Return all of the entries exactly as written.

++++++

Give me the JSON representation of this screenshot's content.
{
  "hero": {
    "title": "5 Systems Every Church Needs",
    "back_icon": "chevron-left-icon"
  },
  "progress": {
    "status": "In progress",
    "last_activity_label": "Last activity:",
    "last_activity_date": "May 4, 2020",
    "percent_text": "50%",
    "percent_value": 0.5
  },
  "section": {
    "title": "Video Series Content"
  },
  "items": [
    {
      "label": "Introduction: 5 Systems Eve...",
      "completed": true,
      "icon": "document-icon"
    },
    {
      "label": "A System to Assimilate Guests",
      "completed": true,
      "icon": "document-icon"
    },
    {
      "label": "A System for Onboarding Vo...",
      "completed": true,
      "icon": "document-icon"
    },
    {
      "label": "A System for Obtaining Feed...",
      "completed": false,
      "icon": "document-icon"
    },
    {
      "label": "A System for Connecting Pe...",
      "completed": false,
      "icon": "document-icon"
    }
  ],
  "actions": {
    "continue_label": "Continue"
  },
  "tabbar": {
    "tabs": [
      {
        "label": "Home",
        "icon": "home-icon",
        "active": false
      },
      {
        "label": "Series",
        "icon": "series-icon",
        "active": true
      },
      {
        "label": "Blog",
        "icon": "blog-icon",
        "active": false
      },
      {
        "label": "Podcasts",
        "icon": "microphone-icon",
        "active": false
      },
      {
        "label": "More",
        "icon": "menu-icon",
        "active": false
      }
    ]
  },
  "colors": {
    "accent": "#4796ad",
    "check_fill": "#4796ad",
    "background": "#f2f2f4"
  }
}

++++++

• FINAL RESULT:
Give me the JSON representation of this screenshot's content.
{
  "hero": {
    "title": "5 Systems Every Church Needs",
    "back_icon": "chevron-left-icon"
  },
  "progress": {
    "status": "In progress",
    "last_activity_label": "Last activity:",
    "last_activity_date": "May 4, 2020",
    "percent_text": "50%",
    "percent_value": 0.5
  },
  "section": {
    "title": "Video Series Content"
  },
  "items": [
    {
      "label": "Introduction: 5 Systems Eve...",
      "completed": true,
      "icon": "document-icon"
    },
    {
      "label": "A System to Assimilate Guests",
      "completed": true,
      "icon": "document-icon"
    },
    {
      "label": "A System for Onboarding Vo...",
      "completed": true,
      "icon": "document-icon"
    },
    {
      "label": "A System for Obtaining Feed...",
      "completed": false,
      "icon": "document-icon"
    },
    {
      "label": "A System for Connecting Pe...",
      "completed": false,
      "icon": "document-icon"
    }
  ],
  "actions": {
    "continue_label": "Continue"
  },
  "tabbar": {
    "tabs": [
      {
        "label": "Home",
        "icon": "home-icon",
        "active": false
      },
      {
        "label": "Series",
        "icon": "series-icon",
        "active": true
      },
      {
        "label": "Blog",
        "icon": "blog-icon",
        "active": false
      },
      {
        "label": "Podcasts",
        "icon": "microphone-icon",
        "active": false
      },
      {
        "label": "More",
        "icon": "menu-icon",
        "active": false
      }
    ]
  },
  "colors": {
    "accent": "#4796ad",
    "check_fill": "#4796ad",
    "background": "#f2f2f4"
  }
}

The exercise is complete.